Gabrielle Monaghan
Bloomberg
DUBLIN — InterContinental Hotels, the world’s largest lodging company, has put 10 hotels up for sale in Australia, New Zealand and Fiji, taking advantage of a revival in demand for international travel to dispose of assets.
Eight of the hotels are in Australia, including the Crowne Plaza Canberra. InterContinental will not disclose the value of the hotels because they could all be sold in a single sale, spokesman Leslie McGibbon said yesterday.
The properties may be worth as much as A$150m, Credit Suisse First Boston estimated.
UK-based InterContinental, which runs 500000 hotel rooms, is shedding properties in a bid to model itself on US companies such as Marriott International, which manage and franchise hotels on behalf of others.
InterContinental has sold or agreed to sell 121 hotels for £1,75bn and returned most of the proceeds to shareholders since it was spun off from Six Continents in 2003.
The sale in Australia is "continued evidence of the commitment to a further realisation of funds for shareholders, albeit that the deal is small compared with recent major transactions InterContinental has undertaken", Tassos Stassopoulos and other analysts at Credit Suisse First Boston wrote in a note to investors.
Last month InterContinental agreed to sell 73 UK hotels to a group led by Lehman Brothers Holdings for £1bn. It still has 16 hotels worth £360m on the market. Shares of the UK hotelier were unchanged at 625p in London early yesterday.
The stock has risen 24% in the past year, beating a 22% gain in the 12-member Bloomberg Europe lodging index.
Credit Suisse First Boston has an "outperform" recommendation on InterContinental’s shares. The Australian properties may draw interest from Thakral Holdings, the owner of Melbourne’s Hilton hotel and eight others valued at a total A$500m along the country’s east coast. Thakral CE John Hudson has said it may bid for the properties on offer.
########
» What this exercise asks:
• a. Change the hotel sale report from "Eight of the" to "First Boston estimated.", replacing "Crowne Plaza Canberra" with "Crowne Plaza Melbourne".
• b. Which people are named in the hotel sale report?
The listing is drawn from a separate source, unrelated to the hotel sale report.
########
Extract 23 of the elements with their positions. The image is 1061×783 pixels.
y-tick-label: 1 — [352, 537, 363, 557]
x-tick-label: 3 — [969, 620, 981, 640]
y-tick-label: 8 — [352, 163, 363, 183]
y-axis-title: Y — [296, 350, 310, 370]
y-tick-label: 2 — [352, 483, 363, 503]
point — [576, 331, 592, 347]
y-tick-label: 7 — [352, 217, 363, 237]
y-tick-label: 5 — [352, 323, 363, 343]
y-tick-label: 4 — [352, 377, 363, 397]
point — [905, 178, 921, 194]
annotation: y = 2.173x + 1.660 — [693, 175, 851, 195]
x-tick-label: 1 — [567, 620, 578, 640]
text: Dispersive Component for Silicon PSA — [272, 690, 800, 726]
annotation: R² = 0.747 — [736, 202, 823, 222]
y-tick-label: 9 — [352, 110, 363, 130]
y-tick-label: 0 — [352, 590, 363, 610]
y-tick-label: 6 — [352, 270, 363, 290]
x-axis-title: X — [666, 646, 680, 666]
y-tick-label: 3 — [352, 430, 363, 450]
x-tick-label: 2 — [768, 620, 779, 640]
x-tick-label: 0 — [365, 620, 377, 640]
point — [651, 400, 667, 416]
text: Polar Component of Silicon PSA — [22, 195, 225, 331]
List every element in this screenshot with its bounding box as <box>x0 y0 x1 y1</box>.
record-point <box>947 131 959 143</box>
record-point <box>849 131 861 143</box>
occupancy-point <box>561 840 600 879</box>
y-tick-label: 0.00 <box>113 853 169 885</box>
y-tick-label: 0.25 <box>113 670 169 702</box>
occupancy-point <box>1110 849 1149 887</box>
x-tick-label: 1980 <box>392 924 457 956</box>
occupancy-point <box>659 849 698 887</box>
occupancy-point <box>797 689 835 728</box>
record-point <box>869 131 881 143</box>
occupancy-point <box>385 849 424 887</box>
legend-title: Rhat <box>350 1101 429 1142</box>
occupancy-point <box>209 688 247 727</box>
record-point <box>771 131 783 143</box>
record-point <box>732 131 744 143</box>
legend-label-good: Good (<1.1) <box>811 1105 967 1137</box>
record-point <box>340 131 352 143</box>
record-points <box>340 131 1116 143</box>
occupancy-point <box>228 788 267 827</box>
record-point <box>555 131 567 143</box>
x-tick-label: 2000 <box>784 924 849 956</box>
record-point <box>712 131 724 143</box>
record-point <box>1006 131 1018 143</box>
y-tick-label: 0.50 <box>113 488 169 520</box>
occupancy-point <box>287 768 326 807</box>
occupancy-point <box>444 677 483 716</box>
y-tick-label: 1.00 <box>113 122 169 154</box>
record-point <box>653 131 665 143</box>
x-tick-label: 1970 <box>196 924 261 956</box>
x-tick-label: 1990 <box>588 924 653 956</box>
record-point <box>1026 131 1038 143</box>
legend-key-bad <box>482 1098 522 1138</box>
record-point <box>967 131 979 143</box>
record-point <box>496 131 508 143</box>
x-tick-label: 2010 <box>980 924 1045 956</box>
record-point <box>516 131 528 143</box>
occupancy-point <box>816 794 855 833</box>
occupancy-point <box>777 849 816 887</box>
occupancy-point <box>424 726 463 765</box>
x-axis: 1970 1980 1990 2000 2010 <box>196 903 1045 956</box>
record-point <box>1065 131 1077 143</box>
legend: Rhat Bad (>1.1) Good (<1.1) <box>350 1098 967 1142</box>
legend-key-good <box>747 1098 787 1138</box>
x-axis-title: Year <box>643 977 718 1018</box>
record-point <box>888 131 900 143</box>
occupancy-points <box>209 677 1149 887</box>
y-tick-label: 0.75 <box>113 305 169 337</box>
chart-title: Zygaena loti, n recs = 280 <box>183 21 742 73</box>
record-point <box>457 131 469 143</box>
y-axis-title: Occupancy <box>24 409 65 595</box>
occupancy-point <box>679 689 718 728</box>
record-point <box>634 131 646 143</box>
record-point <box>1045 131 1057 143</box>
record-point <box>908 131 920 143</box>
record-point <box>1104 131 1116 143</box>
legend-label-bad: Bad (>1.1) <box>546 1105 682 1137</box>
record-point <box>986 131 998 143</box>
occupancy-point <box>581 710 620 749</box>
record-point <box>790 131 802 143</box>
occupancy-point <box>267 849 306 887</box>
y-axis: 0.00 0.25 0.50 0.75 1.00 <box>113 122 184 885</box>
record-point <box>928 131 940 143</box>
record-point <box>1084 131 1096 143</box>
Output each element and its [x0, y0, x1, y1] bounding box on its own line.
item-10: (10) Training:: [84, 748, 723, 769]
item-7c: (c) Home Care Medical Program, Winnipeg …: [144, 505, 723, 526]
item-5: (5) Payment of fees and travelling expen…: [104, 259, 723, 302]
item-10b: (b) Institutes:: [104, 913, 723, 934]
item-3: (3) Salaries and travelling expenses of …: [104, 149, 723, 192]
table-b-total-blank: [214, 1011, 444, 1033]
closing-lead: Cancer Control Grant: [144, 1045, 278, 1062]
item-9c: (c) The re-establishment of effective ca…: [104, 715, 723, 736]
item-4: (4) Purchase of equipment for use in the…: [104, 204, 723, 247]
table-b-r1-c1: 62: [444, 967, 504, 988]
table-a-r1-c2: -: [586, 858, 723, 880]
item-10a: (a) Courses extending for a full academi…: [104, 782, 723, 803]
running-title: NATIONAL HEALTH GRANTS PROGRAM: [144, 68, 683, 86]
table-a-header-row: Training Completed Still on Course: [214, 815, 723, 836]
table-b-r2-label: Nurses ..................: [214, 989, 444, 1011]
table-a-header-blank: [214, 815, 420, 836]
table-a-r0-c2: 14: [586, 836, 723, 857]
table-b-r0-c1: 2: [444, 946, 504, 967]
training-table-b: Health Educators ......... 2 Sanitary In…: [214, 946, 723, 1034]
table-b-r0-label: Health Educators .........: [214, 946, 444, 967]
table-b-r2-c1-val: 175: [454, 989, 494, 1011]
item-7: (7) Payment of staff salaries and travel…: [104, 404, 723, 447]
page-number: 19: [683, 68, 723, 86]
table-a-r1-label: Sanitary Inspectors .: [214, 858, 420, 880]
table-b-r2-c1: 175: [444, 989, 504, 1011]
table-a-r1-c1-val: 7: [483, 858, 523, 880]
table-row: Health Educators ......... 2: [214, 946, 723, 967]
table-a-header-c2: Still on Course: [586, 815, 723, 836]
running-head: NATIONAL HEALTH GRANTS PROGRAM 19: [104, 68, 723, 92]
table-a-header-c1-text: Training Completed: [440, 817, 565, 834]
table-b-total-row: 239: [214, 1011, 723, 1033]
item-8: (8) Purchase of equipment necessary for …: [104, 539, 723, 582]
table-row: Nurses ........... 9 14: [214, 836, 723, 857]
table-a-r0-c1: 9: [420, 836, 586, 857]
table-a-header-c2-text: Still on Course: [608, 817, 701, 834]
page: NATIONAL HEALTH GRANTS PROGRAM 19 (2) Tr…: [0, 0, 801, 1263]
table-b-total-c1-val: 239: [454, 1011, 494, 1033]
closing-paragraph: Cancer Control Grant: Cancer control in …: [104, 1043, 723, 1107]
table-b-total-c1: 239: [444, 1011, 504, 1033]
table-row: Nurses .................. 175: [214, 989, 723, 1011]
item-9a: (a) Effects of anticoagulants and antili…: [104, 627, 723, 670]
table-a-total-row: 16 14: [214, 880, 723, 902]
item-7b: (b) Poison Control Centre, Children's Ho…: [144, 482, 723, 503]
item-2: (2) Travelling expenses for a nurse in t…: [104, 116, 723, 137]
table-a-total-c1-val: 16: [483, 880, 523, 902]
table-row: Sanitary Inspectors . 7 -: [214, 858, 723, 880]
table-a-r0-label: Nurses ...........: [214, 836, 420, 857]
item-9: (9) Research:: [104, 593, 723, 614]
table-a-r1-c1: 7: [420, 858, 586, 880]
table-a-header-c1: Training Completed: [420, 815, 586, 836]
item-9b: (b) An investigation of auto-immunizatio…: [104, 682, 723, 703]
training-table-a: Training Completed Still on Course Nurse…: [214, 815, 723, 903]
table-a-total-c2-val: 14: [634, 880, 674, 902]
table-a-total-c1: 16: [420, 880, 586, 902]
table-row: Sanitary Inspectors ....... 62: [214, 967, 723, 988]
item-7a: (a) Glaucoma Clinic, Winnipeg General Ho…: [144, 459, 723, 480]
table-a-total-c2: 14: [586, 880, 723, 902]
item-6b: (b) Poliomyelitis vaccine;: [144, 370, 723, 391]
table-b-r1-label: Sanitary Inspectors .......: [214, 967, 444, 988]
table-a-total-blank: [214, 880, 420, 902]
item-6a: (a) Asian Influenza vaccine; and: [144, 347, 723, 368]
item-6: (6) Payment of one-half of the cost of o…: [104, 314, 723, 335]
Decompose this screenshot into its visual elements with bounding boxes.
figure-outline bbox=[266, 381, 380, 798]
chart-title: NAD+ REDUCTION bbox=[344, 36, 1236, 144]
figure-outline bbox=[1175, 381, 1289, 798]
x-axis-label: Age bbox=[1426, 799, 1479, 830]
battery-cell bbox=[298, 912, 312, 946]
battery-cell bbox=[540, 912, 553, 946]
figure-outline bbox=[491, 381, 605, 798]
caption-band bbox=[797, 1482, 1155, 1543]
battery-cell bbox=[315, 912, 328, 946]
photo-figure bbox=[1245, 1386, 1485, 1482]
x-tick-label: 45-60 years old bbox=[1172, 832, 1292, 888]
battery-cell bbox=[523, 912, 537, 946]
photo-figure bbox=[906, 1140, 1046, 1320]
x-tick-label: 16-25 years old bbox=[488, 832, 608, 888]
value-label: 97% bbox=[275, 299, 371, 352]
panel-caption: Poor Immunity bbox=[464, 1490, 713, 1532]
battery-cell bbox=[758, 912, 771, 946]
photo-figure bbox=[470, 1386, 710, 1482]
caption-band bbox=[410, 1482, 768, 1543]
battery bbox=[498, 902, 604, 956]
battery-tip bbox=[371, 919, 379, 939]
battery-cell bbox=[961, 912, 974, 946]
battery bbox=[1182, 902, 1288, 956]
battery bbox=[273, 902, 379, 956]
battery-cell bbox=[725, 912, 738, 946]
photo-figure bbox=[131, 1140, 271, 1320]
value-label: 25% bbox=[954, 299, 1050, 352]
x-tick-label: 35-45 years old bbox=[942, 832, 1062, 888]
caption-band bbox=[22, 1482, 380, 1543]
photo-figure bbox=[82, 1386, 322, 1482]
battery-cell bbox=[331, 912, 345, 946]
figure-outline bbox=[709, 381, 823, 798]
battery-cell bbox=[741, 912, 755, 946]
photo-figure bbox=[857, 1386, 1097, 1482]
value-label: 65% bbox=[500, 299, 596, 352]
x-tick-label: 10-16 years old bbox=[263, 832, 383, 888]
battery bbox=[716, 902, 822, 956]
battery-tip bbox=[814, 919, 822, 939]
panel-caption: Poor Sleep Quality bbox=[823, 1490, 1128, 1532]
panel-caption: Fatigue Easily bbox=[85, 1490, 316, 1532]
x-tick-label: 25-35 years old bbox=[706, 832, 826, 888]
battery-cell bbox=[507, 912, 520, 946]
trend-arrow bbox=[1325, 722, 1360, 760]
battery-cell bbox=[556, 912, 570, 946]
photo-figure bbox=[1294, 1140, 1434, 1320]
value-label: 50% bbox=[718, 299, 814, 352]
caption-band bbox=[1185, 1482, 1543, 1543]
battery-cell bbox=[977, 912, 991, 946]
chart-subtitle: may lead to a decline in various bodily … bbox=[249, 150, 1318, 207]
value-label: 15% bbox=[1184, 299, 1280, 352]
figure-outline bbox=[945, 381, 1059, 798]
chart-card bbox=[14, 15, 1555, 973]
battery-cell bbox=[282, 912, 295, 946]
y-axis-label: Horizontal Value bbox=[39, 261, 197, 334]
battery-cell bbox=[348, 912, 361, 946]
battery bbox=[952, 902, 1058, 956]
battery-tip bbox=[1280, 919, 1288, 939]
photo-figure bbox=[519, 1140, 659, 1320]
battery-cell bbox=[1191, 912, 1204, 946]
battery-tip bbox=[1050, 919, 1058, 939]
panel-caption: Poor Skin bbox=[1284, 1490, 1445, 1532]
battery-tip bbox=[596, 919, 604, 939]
########
» List of solutions:
• a.
Eight of the hotels are in Australia, including the Crowne Plaza Melbourne. InterContinental will not disclose the value of the hotels because they could all be sold in a single sale, spokesman Leslie McGibbon said yesterday.
The properties may be worth as much as A$150m, Credit Suisse First Boston estimated.

• b.
Gabrielle Monaghan
Leslie McGibbon
Tassos Stassopoulos
John Hudson